Task inputs:
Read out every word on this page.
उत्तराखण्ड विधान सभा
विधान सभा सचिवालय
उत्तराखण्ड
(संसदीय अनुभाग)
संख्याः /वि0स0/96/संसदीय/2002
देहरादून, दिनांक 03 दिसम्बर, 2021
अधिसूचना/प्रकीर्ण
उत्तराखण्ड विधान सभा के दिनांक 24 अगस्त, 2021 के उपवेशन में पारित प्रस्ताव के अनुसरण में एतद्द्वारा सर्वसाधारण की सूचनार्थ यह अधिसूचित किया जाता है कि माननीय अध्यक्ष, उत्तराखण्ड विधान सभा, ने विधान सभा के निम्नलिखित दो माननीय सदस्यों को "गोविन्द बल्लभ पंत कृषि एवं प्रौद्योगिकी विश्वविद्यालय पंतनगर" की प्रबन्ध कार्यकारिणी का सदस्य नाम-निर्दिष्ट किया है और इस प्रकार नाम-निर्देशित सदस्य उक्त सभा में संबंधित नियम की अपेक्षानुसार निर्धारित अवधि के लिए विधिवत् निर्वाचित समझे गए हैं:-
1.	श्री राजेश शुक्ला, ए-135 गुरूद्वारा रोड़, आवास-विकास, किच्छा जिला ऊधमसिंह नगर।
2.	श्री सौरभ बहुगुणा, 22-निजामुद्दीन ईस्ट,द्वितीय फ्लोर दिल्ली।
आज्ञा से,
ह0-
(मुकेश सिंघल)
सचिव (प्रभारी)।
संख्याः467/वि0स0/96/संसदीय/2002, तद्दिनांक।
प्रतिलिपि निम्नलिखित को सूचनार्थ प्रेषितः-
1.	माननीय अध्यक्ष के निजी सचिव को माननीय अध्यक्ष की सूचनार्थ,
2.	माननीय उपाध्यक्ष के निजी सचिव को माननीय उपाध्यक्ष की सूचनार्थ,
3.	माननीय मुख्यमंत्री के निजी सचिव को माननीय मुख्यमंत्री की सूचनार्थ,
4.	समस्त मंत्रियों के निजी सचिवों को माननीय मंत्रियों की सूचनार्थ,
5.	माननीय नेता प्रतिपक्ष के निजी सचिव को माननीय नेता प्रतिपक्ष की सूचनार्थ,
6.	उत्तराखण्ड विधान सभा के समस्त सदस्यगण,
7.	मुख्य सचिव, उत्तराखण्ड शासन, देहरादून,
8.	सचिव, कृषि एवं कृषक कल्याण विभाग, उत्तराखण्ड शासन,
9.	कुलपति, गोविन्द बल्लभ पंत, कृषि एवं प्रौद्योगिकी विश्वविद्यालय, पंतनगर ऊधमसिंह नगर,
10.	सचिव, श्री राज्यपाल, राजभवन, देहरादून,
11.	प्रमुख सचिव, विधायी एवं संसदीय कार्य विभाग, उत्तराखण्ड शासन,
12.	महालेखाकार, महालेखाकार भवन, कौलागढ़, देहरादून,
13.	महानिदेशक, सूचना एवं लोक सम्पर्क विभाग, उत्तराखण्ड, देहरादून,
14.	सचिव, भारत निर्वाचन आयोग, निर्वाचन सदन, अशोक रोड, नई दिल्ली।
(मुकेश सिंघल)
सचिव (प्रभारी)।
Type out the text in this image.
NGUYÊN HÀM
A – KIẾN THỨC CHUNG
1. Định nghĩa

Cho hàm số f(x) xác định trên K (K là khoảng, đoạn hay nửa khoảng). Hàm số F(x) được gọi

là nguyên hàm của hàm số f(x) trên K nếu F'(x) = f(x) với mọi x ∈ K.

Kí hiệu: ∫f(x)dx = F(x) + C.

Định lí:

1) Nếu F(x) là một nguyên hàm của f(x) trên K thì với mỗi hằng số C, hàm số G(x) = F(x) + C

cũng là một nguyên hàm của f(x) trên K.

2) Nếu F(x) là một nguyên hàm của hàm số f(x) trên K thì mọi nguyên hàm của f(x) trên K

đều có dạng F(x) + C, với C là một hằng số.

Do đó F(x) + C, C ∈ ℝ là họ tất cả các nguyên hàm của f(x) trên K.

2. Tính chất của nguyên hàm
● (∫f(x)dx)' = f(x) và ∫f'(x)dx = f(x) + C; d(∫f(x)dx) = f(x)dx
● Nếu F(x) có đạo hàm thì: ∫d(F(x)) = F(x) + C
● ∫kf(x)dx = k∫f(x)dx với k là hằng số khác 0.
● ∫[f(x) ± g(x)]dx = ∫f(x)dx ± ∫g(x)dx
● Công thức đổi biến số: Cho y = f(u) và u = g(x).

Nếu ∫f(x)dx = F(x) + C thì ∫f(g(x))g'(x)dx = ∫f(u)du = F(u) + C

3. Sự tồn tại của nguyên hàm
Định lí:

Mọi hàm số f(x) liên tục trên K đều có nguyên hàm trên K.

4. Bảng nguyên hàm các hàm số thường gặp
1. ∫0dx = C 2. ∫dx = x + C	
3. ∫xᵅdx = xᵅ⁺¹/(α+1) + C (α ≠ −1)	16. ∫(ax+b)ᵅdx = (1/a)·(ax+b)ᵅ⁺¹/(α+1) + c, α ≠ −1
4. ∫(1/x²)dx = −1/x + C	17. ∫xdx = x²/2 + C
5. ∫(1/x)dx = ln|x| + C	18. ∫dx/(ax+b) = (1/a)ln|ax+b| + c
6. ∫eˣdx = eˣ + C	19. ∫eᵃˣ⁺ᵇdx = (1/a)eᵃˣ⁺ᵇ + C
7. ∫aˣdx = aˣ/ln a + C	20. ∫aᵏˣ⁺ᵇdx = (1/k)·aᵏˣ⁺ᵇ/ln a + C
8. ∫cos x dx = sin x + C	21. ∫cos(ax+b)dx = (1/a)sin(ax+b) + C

Required work:
Give only the number of lines that include the word "ऊधमस".

Answer below:
2